===== Provided data
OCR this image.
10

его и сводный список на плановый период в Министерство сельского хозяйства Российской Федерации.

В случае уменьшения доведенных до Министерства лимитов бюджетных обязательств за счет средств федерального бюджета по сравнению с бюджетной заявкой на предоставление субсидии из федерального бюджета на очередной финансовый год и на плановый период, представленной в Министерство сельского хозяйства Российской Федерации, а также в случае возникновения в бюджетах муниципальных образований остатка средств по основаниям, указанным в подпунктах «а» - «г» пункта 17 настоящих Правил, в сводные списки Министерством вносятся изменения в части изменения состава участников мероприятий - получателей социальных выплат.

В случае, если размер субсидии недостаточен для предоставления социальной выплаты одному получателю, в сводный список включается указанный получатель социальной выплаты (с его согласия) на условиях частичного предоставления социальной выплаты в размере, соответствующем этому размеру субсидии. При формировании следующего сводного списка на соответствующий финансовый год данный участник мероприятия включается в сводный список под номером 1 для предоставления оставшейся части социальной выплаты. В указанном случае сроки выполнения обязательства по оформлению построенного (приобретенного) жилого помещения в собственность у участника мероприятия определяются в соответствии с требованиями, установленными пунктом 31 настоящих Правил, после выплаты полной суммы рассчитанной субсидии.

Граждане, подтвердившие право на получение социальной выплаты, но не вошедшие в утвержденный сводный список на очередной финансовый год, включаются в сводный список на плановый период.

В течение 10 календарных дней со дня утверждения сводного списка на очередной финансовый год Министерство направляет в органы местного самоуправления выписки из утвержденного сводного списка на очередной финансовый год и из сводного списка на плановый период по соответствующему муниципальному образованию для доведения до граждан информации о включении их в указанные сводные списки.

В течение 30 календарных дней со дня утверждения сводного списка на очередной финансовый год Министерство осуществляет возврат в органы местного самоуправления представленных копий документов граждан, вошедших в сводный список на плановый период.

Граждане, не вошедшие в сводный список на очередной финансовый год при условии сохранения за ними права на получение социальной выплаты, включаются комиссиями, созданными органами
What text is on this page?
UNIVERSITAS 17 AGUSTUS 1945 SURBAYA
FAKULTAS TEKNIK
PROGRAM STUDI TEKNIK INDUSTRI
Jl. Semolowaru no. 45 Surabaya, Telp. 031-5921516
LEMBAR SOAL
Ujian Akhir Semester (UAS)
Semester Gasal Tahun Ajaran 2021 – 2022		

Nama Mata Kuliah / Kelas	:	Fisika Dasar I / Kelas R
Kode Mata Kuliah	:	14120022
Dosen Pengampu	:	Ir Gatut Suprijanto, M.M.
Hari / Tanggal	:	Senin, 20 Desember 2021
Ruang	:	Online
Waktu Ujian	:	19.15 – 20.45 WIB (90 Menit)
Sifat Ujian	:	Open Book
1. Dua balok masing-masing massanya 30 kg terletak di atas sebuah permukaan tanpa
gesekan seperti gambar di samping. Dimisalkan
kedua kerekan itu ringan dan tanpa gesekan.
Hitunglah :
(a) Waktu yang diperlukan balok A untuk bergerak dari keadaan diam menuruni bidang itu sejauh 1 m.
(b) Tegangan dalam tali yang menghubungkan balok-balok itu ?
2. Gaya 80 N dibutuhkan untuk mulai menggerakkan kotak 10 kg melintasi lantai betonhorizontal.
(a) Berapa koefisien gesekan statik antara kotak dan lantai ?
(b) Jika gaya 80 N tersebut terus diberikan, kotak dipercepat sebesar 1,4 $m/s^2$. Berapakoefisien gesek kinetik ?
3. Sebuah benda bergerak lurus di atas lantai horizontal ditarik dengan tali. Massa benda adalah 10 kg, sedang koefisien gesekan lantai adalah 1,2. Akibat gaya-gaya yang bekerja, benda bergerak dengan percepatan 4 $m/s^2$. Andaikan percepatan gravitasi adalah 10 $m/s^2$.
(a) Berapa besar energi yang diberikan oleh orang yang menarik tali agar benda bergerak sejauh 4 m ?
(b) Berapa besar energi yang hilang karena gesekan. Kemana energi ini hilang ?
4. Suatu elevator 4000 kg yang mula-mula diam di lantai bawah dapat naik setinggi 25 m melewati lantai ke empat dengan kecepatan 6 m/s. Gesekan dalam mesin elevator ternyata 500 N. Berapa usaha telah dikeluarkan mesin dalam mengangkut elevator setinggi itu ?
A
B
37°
==========
**Directions**: Emit the full listing verbatim.

**Expected answer**:
OCR this image.
10

его и сводный список на плановый период в Министерство сельского хозяйства Российской Федерации.

В случае уменьшения доведенных до Министерства лимитов бюджетных обязательств за счет средств федерального бюджета по сравнению с бюджетной заявкой на предоставление субсидии из федерального бюджета на очередной финансовый год и на плановый период, представленной в Министерство сельского хозяйства Российской Федерации, а также в случае возникновения в бюджетах муниципальных образований остатка средств по основаниям, указанным в подпунктах «а» - «г» пункта 17 настоящих Правил, в сводные списки Министерством вносятся изменения в части изменения состава участников мероприятий - получателей социальных выплат.

В случае, если размер субсидии недостаточен для предоставления социальной выплаты одному получателю, в сводный список включается указанный получатель социальной выплаты (с его согласия) на условиях частичного предоставления социальной выплаты в размере, соответствующем этому размеру субсидии. При формировании следующего сводного списка на соответствующий финансовый год данный участник мероприятия включается в сводный список под номером 1 для предоставления оставшейся части социальной выплаты. В указанном случае сроки выполнения обязательства по оформлению построенного (приобретенного) жилого помещения в собственность у участника мероприятия определяются в соответствии с требованиями, установленными пунктом 31 настоящих Правил, после выплаты полной суммы рассчитанной субсидии.

Граждане, подтвердившие право на получение социальной выплаты, но не вошедшие в утвержденный сводный список на очередной финансовый год, включаются в сводный список на плановый период.

В течение 10 календарных дней со дня утверждения сводного списка на очередной финансовый год Министерство направляет в органы местного самоуправления выписки из утвержденного сводного списка на очередной финансовый год и из сводного списка на плановый период по соответствующему муниципальному образованию для доведения до граждан информации о включении их в указанные сводные списки.

В течение 30 календарных дней со дня утверждения сводного списка на очередной финансовый год Министерство осуществляет возврат в органы местного самоуправления представленных копий документов граждан, вошедших в сводный список на плановый период.

Граждане, не вошедшие в сводный список на очередной финансовый год при условии сохранения за ними права на получение социальной выплаты, включаются комиссиями, созданными органами
What text is on this page?
UNIVERSITAS 17 AGUSTUS 1945 SURBAYA
FAKULTAS TEKNIK
PROGRAM STUDI TEKNIK INDUSTRI
Jl. Semolowaru no. 45 Surabaya, Telp. 031-5921516
LEMBAR SOAL
Ujian Akhir Semester (UAS)
Semester Gasal Tahun Ajaran 2021 – 2022		

Nama Mata Kuliah / Kelas	:	Fisika Dasar I / Kelas R
Kode Mata Kuliah	:	14120022
Dosen Pengampu	:	Ir Gatut Suprijanto, M.M.
Hari / Tanggal	:	Senin, 20 Desember 2021
Ruang	:	Online
Waktu Ujian	:	19.15 – 20.45 WIB (90 Menit)
Sifat Ujian	:	Open Book
1. Dua balok masing-masing massanya 30 kg terletak di atas sebuah permukaan tanpa
gesekan seperti gambar di samping. Dimisalkan
kedua kerekan itu ringan dan tanpa gesekan.
Hitunglah :
(a) Waktu yang diperlukan balok A untuk bergerak dari keadaan diam menuruni bidang itu sejauh 1 m.
(b) Tegangan dalam tali yang menghubungkan balok-balok itu ?
2. Gaya 80 N dibutuhkan untuk mulai menggerakkan kotak 10 kg melintasi lantai betonhorizontal.
(a) Berapa koefisien gesekan statik antara kotak dan lantai ?
(b) Jika gaya 80 N tersebut terus diberikan, kotak dipercepat sebesar 1,4 $m/s^2$. Berapakoefisien gesek kinetik ?
3. Sebuah benda bergerak lurus di atas lantai horizontal ditarik dengan tali. Massa benda adalah 10 kg, sedang koefisien gesekan lantai adalah 1,2. Akibat gaya-gaya yang bekerja, benda bergerak dengan percepatan 4 $m/s^2$. Andaikan percepatan gravitasi adalah 10 $m/s^2$.
(a) Berapa besar energi yang diberikan oleh orang yang menarik tali agar benda bergerak sejauh 4 m ?
(b) Berapa besar energi yang hilang karena gesekan. Kemana energi ini hilang ?
4. Suatu elevator 4000 kg yang mula-mula diam di lantai bawah dapat naik setinggi 25 m melewati lantai ke empat dengan kecepatan 6 m/s. Gesekan dalam mesin elevator ternyata 500 N. Berapa usaha telah dikeluarkan mesin dalam mengangkut elevator setinggi itu ?
A
B
37°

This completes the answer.